**Data provided**
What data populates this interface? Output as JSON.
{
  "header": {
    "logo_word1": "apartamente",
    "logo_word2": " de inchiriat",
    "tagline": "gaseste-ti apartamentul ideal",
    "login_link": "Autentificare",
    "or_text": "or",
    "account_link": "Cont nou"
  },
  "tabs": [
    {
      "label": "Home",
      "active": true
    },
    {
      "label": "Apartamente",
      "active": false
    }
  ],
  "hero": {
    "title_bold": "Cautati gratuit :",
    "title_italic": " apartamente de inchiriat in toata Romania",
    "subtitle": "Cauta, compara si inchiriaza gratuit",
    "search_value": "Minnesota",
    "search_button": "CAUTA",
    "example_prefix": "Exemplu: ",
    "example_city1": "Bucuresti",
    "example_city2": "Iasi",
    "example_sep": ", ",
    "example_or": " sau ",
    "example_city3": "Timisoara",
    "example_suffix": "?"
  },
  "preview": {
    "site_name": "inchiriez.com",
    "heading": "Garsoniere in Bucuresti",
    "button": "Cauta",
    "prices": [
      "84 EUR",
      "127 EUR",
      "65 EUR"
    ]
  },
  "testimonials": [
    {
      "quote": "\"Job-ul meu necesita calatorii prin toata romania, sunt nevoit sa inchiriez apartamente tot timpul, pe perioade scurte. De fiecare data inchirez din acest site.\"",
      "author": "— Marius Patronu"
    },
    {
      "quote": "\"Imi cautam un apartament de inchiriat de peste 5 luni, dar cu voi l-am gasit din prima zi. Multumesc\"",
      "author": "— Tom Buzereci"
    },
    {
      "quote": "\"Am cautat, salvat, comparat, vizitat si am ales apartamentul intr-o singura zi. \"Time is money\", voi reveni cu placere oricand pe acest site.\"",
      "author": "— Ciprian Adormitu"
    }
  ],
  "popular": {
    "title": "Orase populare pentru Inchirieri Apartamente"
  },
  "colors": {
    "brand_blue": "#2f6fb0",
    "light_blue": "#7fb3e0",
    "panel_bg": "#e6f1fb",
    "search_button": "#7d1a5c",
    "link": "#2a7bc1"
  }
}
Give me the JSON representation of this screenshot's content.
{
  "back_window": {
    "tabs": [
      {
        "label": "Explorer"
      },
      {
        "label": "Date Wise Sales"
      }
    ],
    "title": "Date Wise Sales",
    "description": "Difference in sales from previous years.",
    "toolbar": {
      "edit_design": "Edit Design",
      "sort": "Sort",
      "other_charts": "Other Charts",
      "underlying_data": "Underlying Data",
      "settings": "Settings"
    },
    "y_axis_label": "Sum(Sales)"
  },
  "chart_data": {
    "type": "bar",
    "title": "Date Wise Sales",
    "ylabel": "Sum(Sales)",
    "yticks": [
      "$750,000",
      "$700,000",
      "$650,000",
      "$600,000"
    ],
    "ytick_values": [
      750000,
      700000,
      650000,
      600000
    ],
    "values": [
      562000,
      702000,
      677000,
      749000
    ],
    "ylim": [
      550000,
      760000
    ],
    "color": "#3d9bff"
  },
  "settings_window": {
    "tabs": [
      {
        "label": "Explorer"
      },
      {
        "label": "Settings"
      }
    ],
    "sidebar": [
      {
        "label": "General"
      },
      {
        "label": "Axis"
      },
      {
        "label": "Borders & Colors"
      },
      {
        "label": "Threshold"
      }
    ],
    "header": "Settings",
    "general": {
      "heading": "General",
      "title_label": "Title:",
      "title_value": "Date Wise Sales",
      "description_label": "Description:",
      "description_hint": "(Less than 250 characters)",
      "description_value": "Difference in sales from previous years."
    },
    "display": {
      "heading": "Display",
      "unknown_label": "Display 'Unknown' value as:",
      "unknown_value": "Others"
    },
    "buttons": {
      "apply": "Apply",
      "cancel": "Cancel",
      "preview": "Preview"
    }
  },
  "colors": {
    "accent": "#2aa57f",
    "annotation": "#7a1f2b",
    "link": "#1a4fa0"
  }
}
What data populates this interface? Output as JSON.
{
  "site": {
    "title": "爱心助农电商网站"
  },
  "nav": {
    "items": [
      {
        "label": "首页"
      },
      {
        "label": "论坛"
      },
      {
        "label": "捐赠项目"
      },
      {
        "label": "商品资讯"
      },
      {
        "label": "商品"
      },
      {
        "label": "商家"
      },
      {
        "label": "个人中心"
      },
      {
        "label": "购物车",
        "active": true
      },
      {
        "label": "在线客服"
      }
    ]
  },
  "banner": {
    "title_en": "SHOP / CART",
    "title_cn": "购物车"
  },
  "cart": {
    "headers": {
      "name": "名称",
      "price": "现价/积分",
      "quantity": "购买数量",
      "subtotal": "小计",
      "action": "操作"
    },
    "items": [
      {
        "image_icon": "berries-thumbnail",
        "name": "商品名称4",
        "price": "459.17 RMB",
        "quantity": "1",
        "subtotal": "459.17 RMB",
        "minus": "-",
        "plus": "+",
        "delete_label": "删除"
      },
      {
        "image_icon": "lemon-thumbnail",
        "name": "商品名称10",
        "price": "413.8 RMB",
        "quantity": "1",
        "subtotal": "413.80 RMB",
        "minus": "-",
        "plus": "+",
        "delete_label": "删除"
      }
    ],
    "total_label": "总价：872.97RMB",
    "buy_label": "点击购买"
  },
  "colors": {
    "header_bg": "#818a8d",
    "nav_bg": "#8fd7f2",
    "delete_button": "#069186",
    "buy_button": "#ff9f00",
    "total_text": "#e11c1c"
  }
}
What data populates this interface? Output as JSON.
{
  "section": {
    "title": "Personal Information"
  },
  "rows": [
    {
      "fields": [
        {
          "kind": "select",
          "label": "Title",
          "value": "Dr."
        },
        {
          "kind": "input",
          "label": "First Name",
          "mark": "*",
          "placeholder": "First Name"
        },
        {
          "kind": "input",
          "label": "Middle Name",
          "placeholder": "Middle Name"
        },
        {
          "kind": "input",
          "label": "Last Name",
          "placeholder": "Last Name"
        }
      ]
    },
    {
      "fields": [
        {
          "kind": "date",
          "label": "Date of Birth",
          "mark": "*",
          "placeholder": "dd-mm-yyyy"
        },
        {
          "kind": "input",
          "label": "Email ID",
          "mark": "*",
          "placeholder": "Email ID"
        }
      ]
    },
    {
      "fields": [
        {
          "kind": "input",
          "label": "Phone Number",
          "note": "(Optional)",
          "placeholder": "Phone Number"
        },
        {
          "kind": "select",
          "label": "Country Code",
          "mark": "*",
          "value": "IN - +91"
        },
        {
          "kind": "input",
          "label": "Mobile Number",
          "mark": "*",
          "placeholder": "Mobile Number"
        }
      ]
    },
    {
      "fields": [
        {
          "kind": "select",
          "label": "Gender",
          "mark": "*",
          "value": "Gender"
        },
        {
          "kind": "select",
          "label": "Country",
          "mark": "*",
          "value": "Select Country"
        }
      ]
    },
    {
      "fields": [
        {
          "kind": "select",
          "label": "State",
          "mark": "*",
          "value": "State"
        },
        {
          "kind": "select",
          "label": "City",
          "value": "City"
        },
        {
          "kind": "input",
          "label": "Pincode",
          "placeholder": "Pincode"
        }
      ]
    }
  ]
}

**Problem to work on**
Extract all lines containing the word "Bucuresti".

**Answer to the problem**
    "example_city1": "Bucuresti",
    "heading": "Garsoniere in Bucuresti",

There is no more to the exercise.